▶ Prompt:
Count lines holding the word "this". Only the number is wanted.

Start of Exercise inputs

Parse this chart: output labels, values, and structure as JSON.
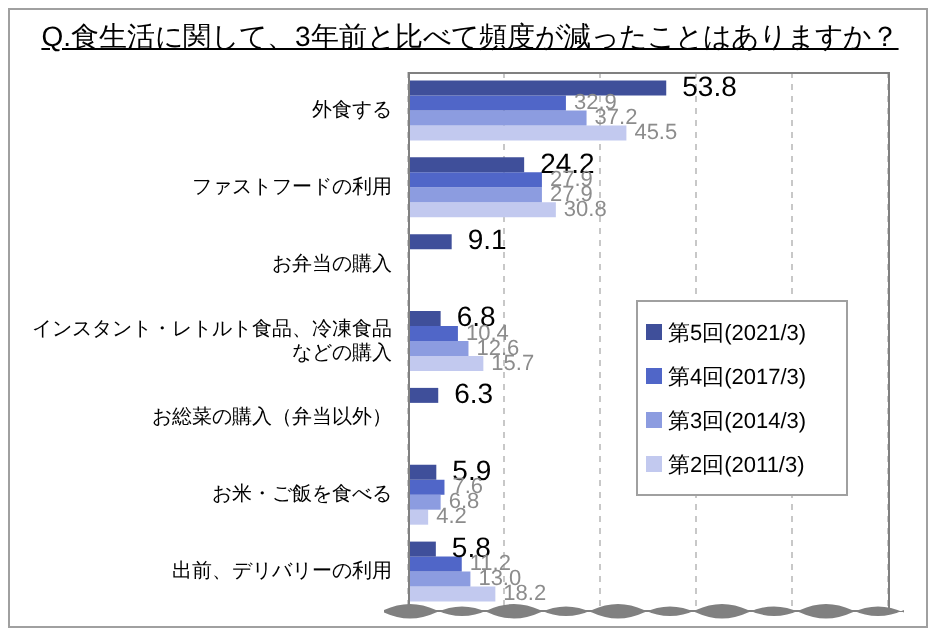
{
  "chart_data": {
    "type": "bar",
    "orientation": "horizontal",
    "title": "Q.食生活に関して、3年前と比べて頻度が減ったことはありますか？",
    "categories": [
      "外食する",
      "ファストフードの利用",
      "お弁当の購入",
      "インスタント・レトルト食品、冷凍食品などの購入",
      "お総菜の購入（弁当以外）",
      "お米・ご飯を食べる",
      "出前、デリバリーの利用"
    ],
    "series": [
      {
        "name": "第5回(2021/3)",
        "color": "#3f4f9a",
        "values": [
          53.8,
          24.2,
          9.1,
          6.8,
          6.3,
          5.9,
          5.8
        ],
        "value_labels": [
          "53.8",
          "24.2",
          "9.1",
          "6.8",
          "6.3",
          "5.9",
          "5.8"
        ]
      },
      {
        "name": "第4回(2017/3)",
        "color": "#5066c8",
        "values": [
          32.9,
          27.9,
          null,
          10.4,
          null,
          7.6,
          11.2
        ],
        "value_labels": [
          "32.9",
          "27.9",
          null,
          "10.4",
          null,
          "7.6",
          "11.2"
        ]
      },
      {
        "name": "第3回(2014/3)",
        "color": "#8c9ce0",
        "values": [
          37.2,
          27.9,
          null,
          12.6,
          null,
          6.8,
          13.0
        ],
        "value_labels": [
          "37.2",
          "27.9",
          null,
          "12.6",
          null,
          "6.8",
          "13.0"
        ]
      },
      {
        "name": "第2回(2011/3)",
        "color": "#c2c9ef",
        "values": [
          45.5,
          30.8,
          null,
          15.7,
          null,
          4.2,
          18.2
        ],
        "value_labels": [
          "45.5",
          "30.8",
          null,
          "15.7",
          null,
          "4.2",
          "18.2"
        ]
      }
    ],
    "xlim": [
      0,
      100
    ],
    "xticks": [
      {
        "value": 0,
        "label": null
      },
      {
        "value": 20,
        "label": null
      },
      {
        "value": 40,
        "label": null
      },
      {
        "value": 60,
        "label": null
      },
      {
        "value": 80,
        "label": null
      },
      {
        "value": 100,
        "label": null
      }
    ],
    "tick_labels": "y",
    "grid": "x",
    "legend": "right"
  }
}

End of Exercise inputs
Start of Exercise inputs

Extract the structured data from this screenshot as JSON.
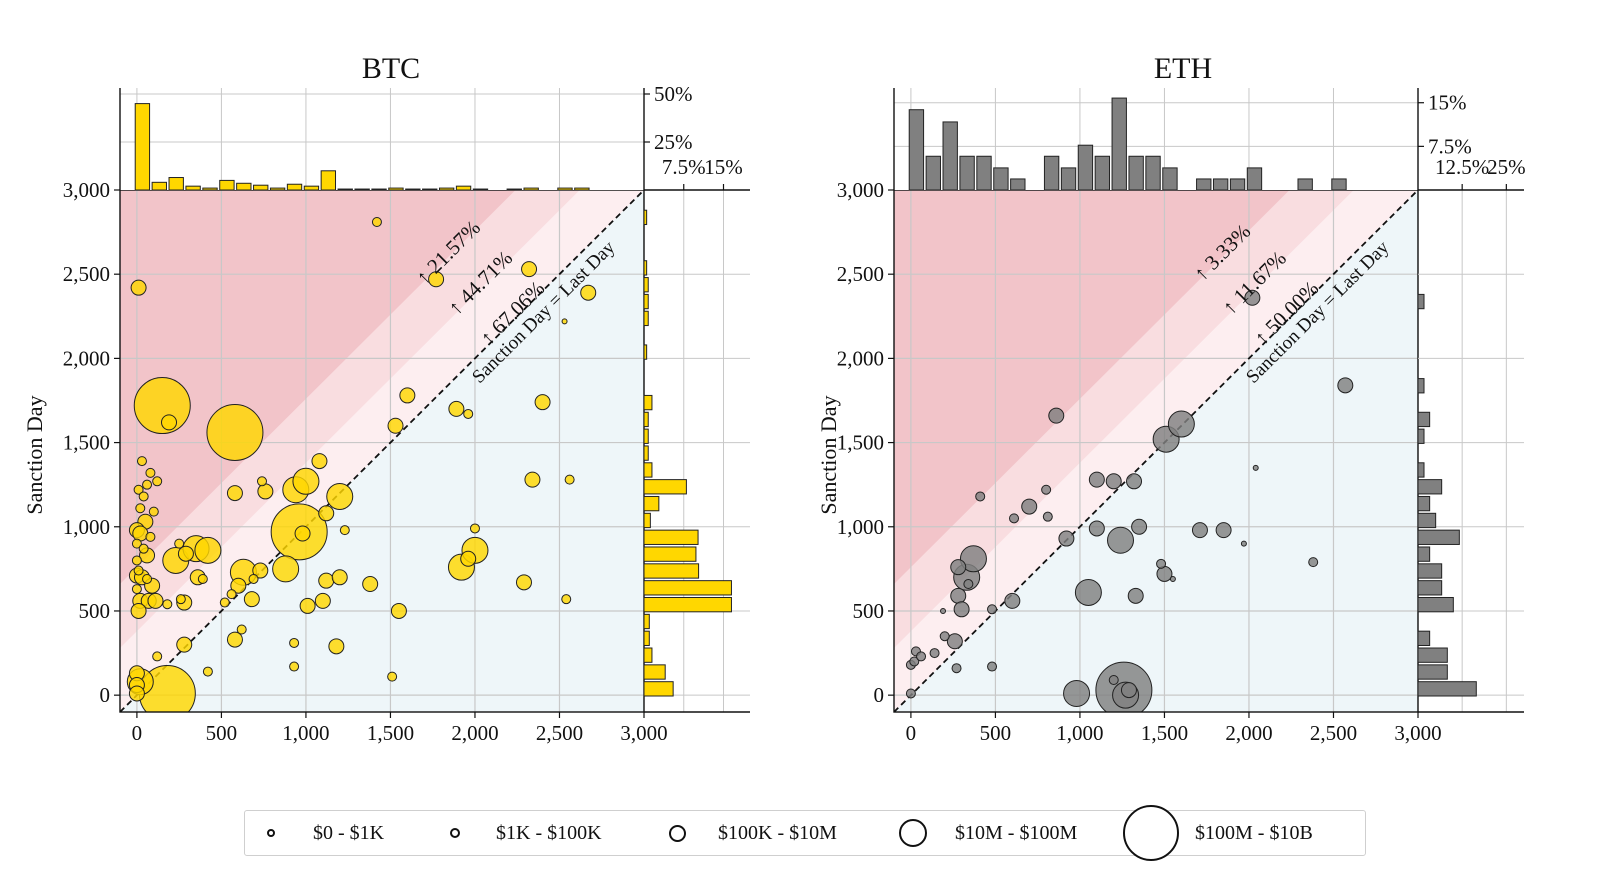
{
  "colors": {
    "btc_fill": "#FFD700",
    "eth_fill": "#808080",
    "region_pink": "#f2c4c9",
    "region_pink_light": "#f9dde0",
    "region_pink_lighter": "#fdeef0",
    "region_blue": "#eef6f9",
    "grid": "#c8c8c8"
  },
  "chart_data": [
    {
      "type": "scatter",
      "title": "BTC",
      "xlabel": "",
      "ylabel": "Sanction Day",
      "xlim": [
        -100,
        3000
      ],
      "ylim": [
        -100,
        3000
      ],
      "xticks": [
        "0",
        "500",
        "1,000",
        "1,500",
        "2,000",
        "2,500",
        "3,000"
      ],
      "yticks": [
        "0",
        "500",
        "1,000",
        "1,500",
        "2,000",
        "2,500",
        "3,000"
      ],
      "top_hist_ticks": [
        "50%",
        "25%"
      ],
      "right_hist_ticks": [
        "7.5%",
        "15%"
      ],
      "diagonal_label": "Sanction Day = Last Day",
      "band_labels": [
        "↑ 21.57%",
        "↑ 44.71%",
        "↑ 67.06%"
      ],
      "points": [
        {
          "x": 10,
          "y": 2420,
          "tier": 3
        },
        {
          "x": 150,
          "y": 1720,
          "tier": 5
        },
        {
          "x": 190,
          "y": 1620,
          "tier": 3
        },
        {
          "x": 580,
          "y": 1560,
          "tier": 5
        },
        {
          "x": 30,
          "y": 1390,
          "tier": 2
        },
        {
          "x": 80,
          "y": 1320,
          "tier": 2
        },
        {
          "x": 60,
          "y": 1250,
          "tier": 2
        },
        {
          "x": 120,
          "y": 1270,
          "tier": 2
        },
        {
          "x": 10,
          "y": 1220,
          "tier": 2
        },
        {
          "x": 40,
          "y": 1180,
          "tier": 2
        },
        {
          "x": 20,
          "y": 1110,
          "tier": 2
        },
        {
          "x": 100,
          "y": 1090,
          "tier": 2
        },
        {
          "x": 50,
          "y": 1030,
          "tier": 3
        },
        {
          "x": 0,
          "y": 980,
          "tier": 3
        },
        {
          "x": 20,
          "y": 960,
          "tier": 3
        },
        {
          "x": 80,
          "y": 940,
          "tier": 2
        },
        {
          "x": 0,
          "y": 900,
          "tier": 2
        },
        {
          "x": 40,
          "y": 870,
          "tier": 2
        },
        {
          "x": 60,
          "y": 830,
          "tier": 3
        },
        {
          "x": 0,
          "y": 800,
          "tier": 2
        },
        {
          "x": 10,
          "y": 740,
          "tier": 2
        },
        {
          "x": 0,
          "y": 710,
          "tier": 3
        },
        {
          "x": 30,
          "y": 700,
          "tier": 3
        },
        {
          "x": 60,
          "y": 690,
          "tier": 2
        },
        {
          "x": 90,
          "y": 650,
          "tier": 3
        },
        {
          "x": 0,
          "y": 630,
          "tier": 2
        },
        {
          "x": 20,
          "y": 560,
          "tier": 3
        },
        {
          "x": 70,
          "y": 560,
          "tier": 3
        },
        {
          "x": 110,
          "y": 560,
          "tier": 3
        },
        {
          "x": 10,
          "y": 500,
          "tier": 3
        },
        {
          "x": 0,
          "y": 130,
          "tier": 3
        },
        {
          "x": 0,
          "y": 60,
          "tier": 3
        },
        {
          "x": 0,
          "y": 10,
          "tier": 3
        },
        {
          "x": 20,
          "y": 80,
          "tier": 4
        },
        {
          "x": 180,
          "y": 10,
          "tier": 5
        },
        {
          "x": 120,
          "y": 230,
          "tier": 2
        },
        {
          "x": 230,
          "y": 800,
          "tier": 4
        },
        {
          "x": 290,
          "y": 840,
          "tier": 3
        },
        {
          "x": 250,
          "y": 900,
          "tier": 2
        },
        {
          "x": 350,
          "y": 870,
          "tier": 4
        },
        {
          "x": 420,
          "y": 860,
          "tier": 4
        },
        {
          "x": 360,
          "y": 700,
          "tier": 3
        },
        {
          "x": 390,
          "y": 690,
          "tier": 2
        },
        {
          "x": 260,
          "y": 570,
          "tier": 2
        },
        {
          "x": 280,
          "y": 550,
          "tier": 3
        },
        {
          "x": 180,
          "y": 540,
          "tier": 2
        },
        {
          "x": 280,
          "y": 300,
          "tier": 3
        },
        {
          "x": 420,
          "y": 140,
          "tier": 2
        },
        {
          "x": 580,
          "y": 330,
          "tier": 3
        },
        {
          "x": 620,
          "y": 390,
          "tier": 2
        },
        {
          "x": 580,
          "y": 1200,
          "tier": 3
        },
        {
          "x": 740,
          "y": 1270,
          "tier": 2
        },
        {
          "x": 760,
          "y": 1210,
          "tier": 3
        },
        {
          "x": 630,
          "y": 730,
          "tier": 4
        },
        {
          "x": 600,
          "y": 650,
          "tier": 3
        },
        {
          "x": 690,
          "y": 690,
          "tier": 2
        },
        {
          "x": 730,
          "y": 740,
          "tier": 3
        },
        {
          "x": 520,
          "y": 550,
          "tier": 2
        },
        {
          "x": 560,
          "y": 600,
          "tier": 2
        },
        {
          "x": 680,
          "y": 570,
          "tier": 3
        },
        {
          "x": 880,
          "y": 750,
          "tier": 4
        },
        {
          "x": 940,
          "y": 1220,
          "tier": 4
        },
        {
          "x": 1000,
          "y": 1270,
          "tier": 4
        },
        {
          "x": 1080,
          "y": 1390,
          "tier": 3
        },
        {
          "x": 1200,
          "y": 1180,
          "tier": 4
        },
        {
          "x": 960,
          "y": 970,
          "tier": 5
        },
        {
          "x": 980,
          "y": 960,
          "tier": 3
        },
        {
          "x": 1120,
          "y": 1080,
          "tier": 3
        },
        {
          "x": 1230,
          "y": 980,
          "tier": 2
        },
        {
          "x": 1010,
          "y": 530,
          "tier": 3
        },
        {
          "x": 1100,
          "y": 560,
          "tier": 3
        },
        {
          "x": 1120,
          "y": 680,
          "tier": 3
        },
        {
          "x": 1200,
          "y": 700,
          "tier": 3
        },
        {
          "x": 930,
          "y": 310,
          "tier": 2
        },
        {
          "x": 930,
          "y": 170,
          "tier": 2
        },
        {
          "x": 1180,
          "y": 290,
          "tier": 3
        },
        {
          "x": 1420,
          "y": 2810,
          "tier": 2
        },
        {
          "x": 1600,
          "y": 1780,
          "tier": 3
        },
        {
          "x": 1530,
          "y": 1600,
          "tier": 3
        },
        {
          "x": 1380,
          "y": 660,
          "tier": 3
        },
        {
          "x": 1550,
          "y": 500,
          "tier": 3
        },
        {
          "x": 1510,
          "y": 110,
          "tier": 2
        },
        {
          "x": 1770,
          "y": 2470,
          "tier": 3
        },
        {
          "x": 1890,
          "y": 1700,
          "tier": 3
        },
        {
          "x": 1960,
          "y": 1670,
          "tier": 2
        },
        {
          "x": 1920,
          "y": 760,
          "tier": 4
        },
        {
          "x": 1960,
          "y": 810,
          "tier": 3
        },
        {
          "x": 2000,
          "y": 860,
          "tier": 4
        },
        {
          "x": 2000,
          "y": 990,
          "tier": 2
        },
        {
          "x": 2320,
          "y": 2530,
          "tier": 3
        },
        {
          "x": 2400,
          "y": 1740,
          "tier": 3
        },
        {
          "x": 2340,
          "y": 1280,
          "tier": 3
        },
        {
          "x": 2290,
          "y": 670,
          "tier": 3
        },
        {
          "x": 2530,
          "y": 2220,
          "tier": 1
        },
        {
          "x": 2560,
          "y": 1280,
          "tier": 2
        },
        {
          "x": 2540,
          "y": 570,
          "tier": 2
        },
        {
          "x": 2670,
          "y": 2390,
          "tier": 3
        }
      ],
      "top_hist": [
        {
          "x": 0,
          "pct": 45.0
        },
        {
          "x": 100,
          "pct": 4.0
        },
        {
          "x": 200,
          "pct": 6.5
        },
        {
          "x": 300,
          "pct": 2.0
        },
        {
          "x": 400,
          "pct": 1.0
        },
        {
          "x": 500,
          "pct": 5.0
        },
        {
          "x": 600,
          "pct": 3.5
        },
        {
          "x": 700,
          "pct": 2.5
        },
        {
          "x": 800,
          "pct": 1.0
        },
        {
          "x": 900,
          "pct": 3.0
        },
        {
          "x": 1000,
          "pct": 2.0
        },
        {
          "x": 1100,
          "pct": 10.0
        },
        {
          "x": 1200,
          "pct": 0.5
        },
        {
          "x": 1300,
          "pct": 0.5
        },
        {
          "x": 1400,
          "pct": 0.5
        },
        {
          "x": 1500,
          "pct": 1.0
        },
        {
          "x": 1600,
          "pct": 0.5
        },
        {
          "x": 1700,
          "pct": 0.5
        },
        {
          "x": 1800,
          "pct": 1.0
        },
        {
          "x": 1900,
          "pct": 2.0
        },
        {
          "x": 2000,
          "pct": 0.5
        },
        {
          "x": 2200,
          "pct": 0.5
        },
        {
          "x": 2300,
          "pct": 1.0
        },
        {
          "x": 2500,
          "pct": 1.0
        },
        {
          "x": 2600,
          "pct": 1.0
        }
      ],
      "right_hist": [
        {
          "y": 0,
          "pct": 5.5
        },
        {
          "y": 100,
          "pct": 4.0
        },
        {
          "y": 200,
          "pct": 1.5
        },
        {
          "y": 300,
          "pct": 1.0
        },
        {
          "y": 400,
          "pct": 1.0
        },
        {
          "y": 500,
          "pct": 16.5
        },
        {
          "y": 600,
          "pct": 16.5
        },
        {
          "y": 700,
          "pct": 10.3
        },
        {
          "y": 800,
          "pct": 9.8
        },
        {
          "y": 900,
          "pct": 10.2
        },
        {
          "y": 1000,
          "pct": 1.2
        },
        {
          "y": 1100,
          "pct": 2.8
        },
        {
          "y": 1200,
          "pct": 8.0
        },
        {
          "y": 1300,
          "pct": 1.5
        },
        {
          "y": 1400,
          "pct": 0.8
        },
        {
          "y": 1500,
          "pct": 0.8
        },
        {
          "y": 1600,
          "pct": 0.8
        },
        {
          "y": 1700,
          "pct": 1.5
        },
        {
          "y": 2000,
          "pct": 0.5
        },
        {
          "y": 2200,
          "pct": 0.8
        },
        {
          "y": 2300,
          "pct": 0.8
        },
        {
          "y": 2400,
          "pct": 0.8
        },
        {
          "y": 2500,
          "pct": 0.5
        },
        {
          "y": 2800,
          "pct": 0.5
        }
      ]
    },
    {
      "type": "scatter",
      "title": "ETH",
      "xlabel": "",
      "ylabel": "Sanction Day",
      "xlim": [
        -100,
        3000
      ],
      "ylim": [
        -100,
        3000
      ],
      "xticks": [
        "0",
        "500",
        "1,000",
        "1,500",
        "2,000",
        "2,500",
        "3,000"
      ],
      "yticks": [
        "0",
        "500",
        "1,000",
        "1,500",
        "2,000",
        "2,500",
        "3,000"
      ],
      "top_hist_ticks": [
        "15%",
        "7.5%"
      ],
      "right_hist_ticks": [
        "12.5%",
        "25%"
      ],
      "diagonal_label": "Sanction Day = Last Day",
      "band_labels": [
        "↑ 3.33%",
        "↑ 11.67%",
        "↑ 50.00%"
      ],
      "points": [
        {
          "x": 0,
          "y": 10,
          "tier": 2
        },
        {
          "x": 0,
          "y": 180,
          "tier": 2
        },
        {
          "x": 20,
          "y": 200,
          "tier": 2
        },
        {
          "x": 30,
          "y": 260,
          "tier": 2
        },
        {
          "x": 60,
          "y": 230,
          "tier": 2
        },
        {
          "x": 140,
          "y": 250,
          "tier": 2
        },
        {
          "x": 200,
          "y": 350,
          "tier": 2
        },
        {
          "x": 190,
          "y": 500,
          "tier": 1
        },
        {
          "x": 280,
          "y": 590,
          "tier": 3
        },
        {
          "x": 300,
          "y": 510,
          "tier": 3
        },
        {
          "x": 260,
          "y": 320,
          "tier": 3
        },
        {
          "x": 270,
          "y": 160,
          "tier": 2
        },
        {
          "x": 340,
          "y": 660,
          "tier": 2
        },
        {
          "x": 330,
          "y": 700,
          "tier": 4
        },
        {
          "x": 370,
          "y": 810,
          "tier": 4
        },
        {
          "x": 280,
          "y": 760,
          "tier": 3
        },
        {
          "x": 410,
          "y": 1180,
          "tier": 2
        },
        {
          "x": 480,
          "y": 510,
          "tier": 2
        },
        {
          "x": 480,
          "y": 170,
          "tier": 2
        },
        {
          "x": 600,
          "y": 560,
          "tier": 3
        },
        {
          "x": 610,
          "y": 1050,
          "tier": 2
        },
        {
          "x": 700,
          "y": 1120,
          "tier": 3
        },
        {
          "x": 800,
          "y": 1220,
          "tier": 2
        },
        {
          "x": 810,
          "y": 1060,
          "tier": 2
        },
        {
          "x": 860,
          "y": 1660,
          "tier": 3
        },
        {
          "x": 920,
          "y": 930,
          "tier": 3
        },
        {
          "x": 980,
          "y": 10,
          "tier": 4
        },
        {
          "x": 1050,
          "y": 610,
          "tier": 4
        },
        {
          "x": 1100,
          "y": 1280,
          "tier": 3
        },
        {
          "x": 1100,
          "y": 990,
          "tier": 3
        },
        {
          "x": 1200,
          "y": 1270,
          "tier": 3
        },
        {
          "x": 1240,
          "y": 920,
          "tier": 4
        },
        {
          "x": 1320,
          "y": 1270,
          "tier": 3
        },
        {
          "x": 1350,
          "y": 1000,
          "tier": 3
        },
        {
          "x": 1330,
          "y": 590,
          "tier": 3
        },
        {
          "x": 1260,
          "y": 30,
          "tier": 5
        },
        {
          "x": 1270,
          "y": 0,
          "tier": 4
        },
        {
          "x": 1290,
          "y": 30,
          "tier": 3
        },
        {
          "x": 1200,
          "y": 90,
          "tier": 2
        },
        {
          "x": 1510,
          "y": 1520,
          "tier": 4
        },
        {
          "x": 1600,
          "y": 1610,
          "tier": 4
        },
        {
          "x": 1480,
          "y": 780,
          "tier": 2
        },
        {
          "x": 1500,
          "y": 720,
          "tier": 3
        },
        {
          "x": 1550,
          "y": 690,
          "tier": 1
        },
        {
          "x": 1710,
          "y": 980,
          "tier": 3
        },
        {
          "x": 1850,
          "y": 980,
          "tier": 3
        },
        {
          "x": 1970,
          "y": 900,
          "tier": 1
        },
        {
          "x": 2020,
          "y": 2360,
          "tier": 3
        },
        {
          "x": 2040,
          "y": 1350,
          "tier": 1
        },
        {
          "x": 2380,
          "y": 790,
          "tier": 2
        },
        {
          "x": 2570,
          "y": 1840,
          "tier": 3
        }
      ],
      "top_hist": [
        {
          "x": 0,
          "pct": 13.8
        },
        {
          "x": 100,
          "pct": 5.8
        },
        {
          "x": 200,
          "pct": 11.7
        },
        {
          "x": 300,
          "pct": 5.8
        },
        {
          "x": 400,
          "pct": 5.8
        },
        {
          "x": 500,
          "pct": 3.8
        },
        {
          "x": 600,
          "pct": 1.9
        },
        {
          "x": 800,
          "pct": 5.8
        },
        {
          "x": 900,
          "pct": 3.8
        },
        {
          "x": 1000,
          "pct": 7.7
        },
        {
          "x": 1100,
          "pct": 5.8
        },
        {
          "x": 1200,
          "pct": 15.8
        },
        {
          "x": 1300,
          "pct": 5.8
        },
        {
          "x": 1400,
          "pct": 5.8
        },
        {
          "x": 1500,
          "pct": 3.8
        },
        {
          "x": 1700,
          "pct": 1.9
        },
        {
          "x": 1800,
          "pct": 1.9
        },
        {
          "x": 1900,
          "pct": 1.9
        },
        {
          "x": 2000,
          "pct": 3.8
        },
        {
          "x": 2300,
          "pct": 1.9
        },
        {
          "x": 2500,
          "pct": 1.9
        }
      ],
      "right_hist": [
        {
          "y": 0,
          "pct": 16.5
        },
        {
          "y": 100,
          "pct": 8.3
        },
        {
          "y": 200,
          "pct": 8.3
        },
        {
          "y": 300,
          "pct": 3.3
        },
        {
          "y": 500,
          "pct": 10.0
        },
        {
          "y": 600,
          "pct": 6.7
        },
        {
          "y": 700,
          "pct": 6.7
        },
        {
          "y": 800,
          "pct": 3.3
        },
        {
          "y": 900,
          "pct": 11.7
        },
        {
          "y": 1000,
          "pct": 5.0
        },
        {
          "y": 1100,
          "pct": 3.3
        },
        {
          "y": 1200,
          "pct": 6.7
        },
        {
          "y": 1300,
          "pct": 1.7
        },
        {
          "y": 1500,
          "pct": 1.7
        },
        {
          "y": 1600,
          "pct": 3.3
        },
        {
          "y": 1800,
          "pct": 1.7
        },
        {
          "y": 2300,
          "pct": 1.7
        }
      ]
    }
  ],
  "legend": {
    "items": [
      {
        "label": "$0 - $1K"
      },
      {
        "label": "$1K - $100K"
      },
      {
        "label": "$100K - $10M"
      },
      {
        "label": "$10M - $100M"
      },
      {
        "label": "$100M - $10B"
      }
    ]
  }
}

End of Exercise inputs

▶ Response below:
2